Written instruction: Return each entry exactly, omitting nothing.

───

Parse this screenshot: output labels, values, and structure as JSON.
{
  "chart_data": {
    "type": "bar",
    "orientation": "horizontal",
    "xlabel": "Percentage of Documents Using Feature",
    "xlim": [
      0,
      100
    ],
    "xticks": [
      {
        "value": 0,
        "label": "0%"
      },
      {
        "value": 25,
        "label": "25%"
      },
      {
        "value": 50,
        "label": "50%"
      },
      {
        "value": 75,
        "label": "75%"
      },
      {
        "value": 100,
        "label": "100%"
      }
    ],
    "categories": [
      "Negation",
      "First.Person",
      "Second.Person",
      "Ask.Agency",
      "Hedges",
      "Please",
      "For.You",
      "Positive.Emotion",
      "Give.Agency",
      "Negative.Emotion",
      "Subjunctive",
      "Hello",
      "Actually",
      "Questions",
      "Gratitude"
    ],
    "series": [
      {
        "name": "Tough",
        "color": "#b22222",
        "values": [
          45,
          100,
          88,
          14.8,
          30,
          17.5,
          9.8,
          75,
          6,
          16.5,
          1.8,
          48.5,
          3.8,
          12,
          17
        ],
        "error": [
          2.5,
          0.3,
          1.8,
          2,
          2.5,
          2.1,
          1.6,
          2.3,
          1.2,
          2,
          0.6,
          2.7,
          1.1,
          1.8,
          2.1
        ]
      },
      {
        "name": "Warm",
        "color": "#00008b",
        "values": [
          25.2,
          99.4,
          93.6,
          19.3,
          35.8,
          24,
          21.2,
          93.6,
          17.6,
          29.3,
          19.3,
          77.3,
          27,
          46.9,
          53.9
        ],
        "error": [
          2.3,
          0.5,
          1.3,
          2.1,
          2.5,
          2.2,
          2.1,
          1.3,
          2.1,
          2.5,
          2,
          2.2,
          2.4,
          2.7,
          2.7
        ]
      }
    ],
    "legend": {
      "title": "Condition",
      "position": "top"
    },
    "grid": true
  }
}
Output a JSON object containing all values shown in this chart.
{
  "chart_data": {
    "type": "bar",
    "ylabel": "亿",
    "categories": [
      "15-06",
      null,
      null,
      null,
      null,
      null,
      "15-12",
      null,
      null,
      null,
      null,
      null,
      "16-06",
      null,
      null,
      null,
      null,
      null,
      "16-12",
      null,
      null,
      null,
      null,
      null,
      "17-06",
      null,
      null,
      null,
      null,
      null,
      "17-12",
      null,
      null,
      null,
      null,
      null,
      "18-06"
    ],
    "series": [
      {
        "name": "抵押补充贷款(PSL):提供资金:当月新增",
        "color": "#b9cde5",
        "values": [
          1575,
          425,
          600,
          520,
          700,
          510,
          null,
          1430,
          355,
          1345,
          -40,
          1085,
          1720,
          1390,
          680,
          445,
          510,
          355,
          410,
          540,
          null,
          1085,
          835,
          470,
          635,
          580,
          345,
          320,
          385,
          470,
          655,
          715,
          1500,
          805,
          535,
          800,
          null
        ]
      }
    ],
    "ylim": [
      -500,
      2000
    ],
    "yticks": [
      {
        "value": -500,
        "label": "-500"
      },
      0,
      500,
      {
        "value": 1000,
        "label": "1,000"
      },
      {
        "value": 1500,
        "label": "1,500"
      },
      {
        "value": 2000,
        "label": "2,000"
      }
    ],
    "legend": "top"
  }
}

───

Task answer:
Parse this screenshot: output labels, values, and structure as JSON.
{
  "chart_data": {
    "type": "bar",
    "orientation": "horizontal",
    "xlabel": "Percentage of Documents Using Feature",
    "xlim": [
      0,
      100
    ],
    "xticks": [
      {
        "value": 0,
        "label": "0%"
      },
      {
        "value": 25,
        "label": "25%"
      },
      {
        "value": 50,
        "label": "50%"
      },
      {
        "value": 75,
        "label": "75%"
      },
      {
        "value": 100,
        "label": "100%"
      }
    ],
    "categories": [
      "Negation",
      "First.Person",
      "Second.Person",
      "Ask.Agency",
      "Hedges",
      "Please",
      "For.You",
      "Positive.Emotion",
      "Give.Agency",
      "Negative.Emotion",
      "Subjunctive",
      "Hello",
      "Actually",
      "Questions",
      "Gratitude"
    ],
    "series": [
      {
        "name": "Tough",
        "color": "#b22222",
        "values": [
          45,
          100,
          88,
          14.8,
          30,
          17.5,
          9.8,
          75,
          6,
          16.5,
          1.8,
          48.5,
          3.8,
          12,
          17
        ],
        "error": [
          2.5,
          0.3,
          1.8,
          2,
          2.5,
          2.1,
          1.6,
          2.3,
          1.2,
          2,
          0.6,
          2.7,
          1.1,
          1.8,
          2.1
        ]
      },
      {
        "name": "Warm",
        "color": "#00008b",
        "values": [
          25.2,
          99.4,
          93.6,
          19.3,
          35.8,
          24,
          21.2,
          93.6,
          17.6,
          29.3,
          19.3,
          77.3,
          27,
          46.9,
          53.9
        ],
        "error": [
          2.3,
          0.5,
          1.3,
          2.1,
          2.5,
          2.2,
          2.1,
          1.3,
          2.1,
          2.5,
          2,
          2.2,
          2.4,
          2.7,
          2.7
        ]
      }
    ],
    "legend": {
      "title": "Condition",
      "position": "top"
    },
    "grid": true
  }
}
Output a JSON object containing all values shown in this chart.
{
  "chart_data": {
    "type": "bar",
    "ylabel": "亿",
    "categories": [
      "15-06",
      null,
      null,
      null,
      null,
      null,
      "15-12",
      null,
      null,
      null,
      null,
      null,
      "16-06",
      null,
      null,
      null,
      null,
      null,
      "16-12",
      null,
      null,
      null,
      null,
      null,
      "17-06",
      null,
      null,
      null,
      null,
      null,
      "17-12",
      null,
      null,
      null,
      null,
      null,
      "18-06"
    ],
    "series": [
      {
        "name": "抵押补充贷款(PSL):提供资金:当月新增",
        "color": "#b9cde5",
        "values": [
          1575,
          425,
          600,
          520,
          700,
          510,
          null,
          1430,
          355,
          1345,
          -40,
          1085,
          1720,
          1390,
          680,
          445,
          510,
          355,
          410,
          540,
          null,
          1085,
          835,
          470,
          635,
          580,
          345,
          320,
          385,
          470,
          655,
          715,
          1500,
          805,
          535,
          800,
          null
        ]
      }
    ],
    "ylim": [
      -500,
      2000
    ],
    "yticks": [
      {
        "value": -500,
        "label": "-500"
      },
      0,
      500,
      {
        "value": 1000,
        "label": "1,000"
      },
      {
        "value": 1500,
        "label": "1,500"
      },
      {
        "value": 2000,
        "label": "2,000"
      }
    ],
    "legend": "top"
  }
}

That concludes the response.